### GIVEN REQUEST
Where a line below holds the string "JSON", copy that line.
....
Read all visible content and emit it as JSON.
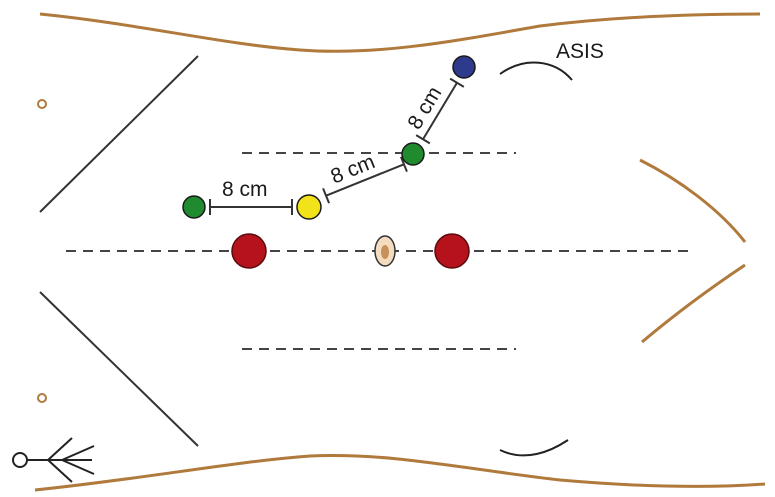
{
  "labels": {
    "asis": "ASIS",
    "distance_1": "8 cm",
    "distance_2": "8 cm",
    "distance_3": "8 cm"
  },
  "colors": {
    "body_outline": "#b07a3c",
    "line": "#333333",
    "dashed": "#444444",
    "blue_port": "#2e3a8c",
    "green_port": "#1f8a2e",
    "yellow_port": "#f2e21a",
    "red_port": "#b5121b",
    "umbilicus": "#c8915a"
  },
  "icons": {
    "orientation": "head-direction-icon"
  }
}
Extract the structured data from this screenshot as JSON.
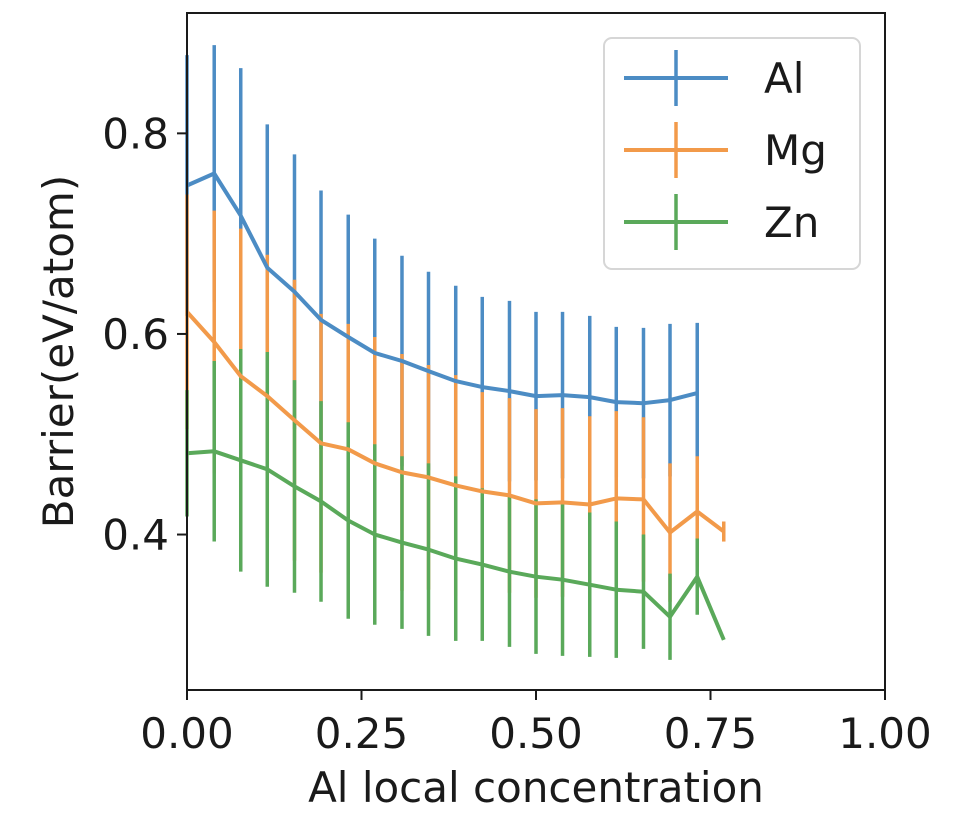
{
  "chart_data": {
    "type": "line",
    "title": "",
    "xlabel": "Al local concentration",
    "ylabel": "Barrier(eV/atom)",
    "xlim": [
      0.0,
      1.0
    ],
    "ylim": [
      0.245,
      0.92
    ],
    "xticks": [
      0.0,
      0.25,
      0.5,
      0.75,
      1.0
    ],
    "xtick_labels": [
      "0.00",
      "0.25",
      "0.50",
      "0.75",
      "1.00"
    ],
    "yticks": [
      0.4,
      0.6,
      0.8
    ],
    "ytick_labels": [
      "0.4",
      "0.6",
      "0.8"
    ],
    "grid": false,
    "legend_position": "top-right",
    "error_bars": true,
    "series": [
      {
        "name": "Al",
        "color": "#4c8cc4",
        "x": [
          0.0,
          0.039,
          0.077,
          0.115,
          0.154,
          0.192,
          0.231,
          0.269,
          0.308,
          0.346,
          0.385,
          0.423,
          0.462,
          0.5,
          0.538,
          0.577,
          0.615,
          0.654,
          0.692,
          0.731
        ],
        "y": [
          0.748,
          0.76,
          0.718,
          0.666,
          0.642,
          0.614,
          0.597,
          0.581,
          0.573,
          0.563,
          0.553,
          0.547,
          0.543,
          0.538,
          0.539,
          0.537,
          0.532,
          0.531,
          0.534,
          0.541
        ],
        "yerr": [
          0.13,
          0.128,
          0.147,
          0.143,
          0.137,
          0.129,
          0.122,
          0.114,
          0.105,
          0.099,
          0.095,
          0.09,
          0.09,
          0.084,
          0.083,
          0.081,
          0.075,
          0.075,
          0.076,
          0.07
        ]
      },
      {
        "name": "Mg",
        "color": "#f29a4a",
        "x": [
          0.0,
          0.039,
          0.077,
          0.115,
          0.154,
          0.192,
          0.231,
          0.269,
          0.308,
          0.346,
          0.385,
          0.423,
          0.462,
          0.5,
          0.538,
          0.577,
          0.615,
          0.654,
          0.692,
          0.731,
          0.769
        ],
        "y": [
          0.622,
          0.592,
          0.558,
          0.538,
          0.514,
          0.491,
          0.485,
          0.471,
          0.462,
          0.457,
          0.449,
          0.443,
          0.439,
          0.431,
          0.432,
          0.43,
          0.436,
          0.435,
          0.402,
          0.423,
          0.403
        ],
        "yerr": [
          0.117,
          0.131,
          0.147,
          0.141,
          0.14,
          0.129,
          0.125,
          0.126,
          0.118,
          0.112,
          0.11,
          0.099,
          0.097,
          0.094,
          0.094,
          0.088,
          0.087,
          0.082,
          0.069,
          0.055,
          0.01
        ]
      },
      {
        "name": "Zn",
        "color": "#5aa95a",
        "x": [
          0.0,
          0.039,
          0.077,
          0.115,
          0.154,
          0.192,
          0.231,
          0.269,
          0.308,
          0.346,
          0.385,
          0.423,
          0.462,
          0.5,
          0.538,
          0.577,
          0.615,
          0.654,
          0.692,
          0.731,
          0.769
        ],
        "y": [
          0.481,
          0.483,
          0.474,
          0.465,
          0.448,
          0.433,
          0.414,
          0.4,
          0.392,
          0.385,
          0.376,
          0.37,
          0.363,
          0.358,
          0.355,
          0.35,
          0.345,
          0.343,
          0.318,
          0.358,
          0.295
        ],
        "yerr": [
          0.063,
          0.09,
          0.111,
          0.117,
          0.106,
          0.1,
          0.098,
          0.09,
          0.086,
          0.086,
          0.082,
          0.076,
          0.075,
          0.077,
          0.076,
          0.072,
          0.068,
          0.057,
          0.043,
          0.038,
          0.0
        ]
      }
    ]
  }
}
....
### EXERCISE RESULT
Read all visible content and emit it as JSON.
Extract the structured data from this screenshot as JSON.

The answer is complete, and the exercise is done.